§ Data entries:

--- Begin ---

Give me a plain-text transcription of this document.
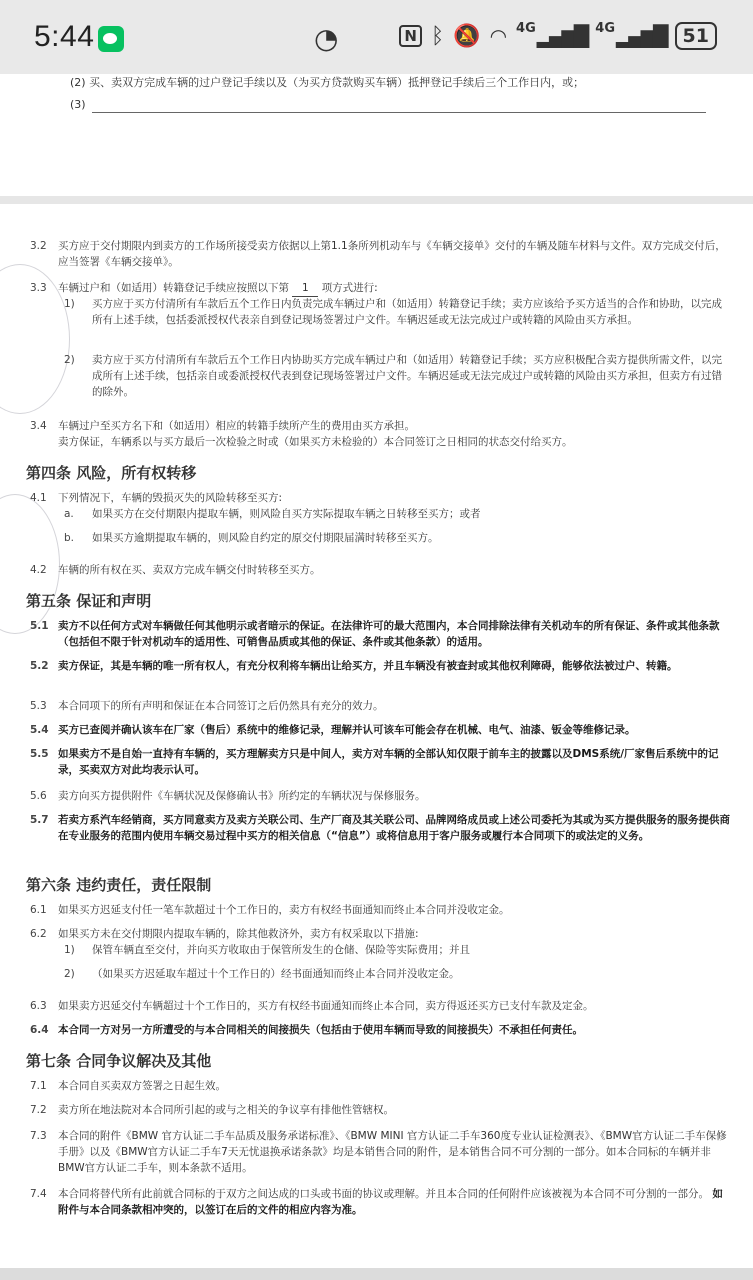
5:44	◔	N ᛒ 🔕 ◠ 4G ▂▄▆█ 4G ▂▄▆█ 51
(2) 买、卖双方完成车辆的过户登记手续以及（为买方贷款购买车辆）抵押登记手续后三个工作日内，或；
(3)
3.2	买方应于交付期限内到卖方的工作场所接受卖方依据以上第1.1条所列机动车与《车辆交接单》交付的车辆及随车材料与文件。双方完成交付后，应当签署《车辆交接单》。
3.3	车辆过户和（如适用）转籍登记手续应按照以下第 1 项方式进行:
1)	买方应于买方付清所有车款后五个工作日内负责完成车辆过户和（如适用）转籍登记手续；卖方应该给予买方适当的合作和协助，以完成所有上述手续，包括委派授权代表亲自到登记现场签署过户文件。车辆迟延或无法完成过户或转籍的风险由买方承担。
2)	卖方应于买方付清所有车款后五个工作日内协助买方完成车辆过户和（如适用）转籍登记手续；买方应积极配合卖方提供所需文件，以完成所有上述手续，包括亲自或委派授权代表到登记现场签署过户文件。车辆迟延或无法完成过户或转籍的风险由买方承担，但卖方有过错的除外。
3.4	车辆过户至买方名下和（如适用）相应的转籍手续所产生的费用由买方承担。
卖方保证，车辆系以与买方最后一次检验之时或（如果买方未检验的）本合同签订之日相同的状态交付给买方。
第四条 风险，所有权转移
4.1	下列情况下，车辆的毁损灭失的风险转移至买方:
a.	如果买方在交付期限内提取车辆，则风险自买方实际提取车辆之日转移至买方；或者
b.	如果买方逾期提取车辆的，则风险自约定的原交付期限届满时转移至买方。
4.2	车辆的所有权在买、卖双方完成车辆交付时转移至买方。
第五条 保证和声明
5.1 卖方不以任何方式对车辆做任何其他明示或者暗示的保证。在法律许可的最大范围内，本合同排除法律有关机动车的所有保证、条件或其他条款（包括但不限于针对机动车的适用性、可销售品质或其他的保证、条件或其他条款）的适用。
5.2 卖方保证，其是车辆的唯一所有权人，有充分权利将车辆出让给买方，并且车辆没有被查封或其他权利障碍，能够依法被过户、转籍。
5.3	本合同项下的所有声明和保证在本合同签订之后仍然具有充分的效力。
5.4 买方已查阅并确认该车在厂家（售后）系统中的维修记录，理解并认可该车可能会存在机械、电气、油漆、钣金等维修记录。
5.5 如果卖方不是自始一直持有车辆的，买方理解卖方只是中间人，卖方对车辆的全部认知仅限于前车主的披露以及DMS系统/厂家售后系统中的记录，买卖双方对此均表示认可。
5.6	卖方向买方提供附件《车辆状况及保修确认书》所约定的车辆状况与保修服务。
5.7 若卖方系汽车经销商，买方同意卖方及卖方关联公司、生产厂商及其关联公司、品牌网络成员或上述公司委托为其或为买方提供服务的服务提供商在专业服务的范围内使用车辆交易过程中买方的相关信息（“信息”）或将信息用于客户服务或履行本合同项下的或法定的义务。
第六条 违约责任，责任限制
6.1	如果买方迟延支付任一笔车款超过十个工作日的，卖方有权经书面通知而终止本合同并没收定金。
6.2	如果买方未在交付期限内提取车辆的，除其他救济外，卖方有权采取以下措施:
1)	保管车辆直至交付，并向买方收取由于保管所发生的仓储、保险等实际费用；并且
2)	（如果买方迟延取车超过十个工作日的）经书面通知而终止本合同并没收定金。
6.3	如果卖方迟延交付车辆超过十个工作日的，买方有权经书面通知而终止本合同，卖方得返还买方已支付车款及定金。
6.4 本合同一方对另一方所遭受的与本合同相关的间接损失（包括由于使用车辆而导致的间接损失）不承担任何责任。
第七条 合同争议解决及其他
7.1	本合同自买卖双方签署之日起生效。
7.2	卖方所在地法院对本合同所引起的或与之相关的争议享有排他性管辖权。
7.3	本合同的附件《BMW 官方认证二手车品质及服务承诺标准》、《BMW MINI 官方认证二手车360度专业认证检测表》、《BMW官方认证二手车保修手册》以及《BMW官方认证二手车7天无忧退换承诺条款》均是本销售合同的附件，是本销售合同不可分割的一部分。如本合同标的车辆并非BMW官方认证二手车，则本条款不适用。
7.4	本合同将替代所有此前就合同标的于双方之间达成的口头或书面的协议或理解。并且本合同的任何附件应该被视为本合同不可分割的一部分。 如附件与本合同条款相冲突的，以签订在后的文件的相应内容为准。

--- End ---

Copy every entry exactly as written. Pictures are excluded.

Give me a plain-text transcription of this document.
5:44	◔	N ᛒ 🔕 ◠ 4G ▂▄▆█ 4G ▂▄▆█ 51
(2) 买、卖双方完成车辆的过户登记手续以及（为买方贷款购买车辆）抵押登记手续后三个工作日内，或；
(3)
3.2	买方应于交付期限内到卖方的工作场所接受卖方依据以上第1.1条所列机动车与《车辆交接单》交付的车辆及随车材料与文件。双方完成交付后，应当签署《车辆交接单》。
3.3	车辆过户和（如适用）转籍登记手续应按照以下第 1 项方式进行:
1)	买方应于买方付清所有车款后五个工作日内负责完成车辆过户和（如适用）转籍登记手续；卖方应该给予买方适当的合作和协助，以完成所有上述手续，包括委派授权代表亲自到登记现场签署过户文件。车辆迟延或无法完成过户或转籍的风险由买方承担。
2)	卖方应于买方付清所有车款后五个工作日内协助买方完成车辆过户和（如适用）转籍登记手续；买方应积极配合卖方提供所需文件，以完成所有上述手续，包括亲自或委派授权代表到登记现场签署过户文件。车辆迟延或无法完成过户或转籍的风险由买方承担，但卖方有过错的除外。
3.4	车辆过户至买方名下和（如适用）相应的转籍手续所产生的费用由买方承担。
卖方保证，车辆系以与买方最后一次检验之时或（如果买方未检验的）本合同签订之日相同的状态交付给买方。
第四条 风险，所有权转移
4.1	下列情况下，车辆的毁损灭失的风险转移至买方:
a.	如果买方在交付期限内提取车辆，则风险自买方实际提取车辆之日转移至买方；或者
b.	如果买方逾期提取车辆的，则风险自约定的原交付期限届满时转移至买方。
4.2	车辆的所有权在买、卖双方完成车辆交付时转移至买方。
第五条 保证和声明
5.1 卖方不以任何方式对车辆做任何其他明示或者暗示的保证。在法律许可的最大范围内，本合同排除法律有关机动车的所有保证、条件或其他条款（包括但不限于针对机动车的适用性、可销售品质或其他的保证、条件或其他条款）的适用。
5.2 卖方保证，其是车辆的唯一所有权人，有充分权利将车辆出让给买方，并且车辆没有被查封或其他权利障碍，能够依法被过户、转籍。
5.3	本合同项下的所有声明和保证在本合同签订之后仍然具有充分的效力。
5.4 买方已查阅并确认该车在厂家（售后）系统中的维修记录，理解并认可该车可能会存在机械、电气、油漆、钣金等维修记录。
5.5 如果卖方不是自始一直持有车辆的，买方理解卖方只是中间人，卖方对车辆的全部认知仅限于前车主的披露以及DMS系统/厂家售后系统中的记录，买卖双方对此均表示认可。
5.6	卖方向买方提供附件《车辆状况及保修确认书》所约定的车辆状况与保修服务。
5.7 若卖方系汽车经销商，买方同意卖方及卖方关联公司、生产厂商及其关联公司、品牌网络成员或上述公司委托为其或为买方提供服务的服务提供商在专业服务的范围内使用车辆交易过程中买方的相关信息（“信息”）或将信息用于客户服务或履行本合同项下的或法定的义务。
第六条 违约责任，责任限制
6.1	如果买方迟延支付任一笔车款超过十个工作日的，卖方有权经书面通知而终止本合同并没收定金。
6.2	如果买方未在交付期限内提取车辆的，除其他救济外，卖方有权采取以下措施:
1)	保管车辆直至交付，并向买方收取由于保管所发生的仓储、保险等实际费用；并且
2)	（如果买方迟延取车超过十个工作日的）经书面通知而终止本合同并没收定金。
6.3	如果卖方迟延交付车辆超过十个工作日的，买方有权经书面通知而终止本合同，卖方得返还买方已支付车款及定金。
6.4 本合同一方对另一方所遭受的与本合同相关的间接损失（包括由于使用车辆而导致的间接损失）不承担任何责任。
第七条 合同争议解决及其他
7.1	本合同自买卖双方签署之日起生效。
7.2	卖方所在地法院对本合同所引起的或与之相关的争议享有排他性管辖权。
7.3	本合同的附件《BMW 官方认证二手车品质及服务承诺标准》、《BMW MINI 官方认证二手车360度专业认证检测表》、《BMW官方认证二手车保修手册》以及《BMW官方认证二手车7天无忧退换承诺条款》均是本销售合同的附件，是本销售合同不可分割的一部分。如本合同标的车辆并非BMW官方认证二手车，则本条款不适用。
7.4	本合同将替代所有此前就合同标的于双方之间达成的口头或书面的协议或理解。并且本合同的任何附件应该被视为本合同不可分割的一部分。 如附件与本合同条款相冲突的，以签订在后的文件的相应内容为准。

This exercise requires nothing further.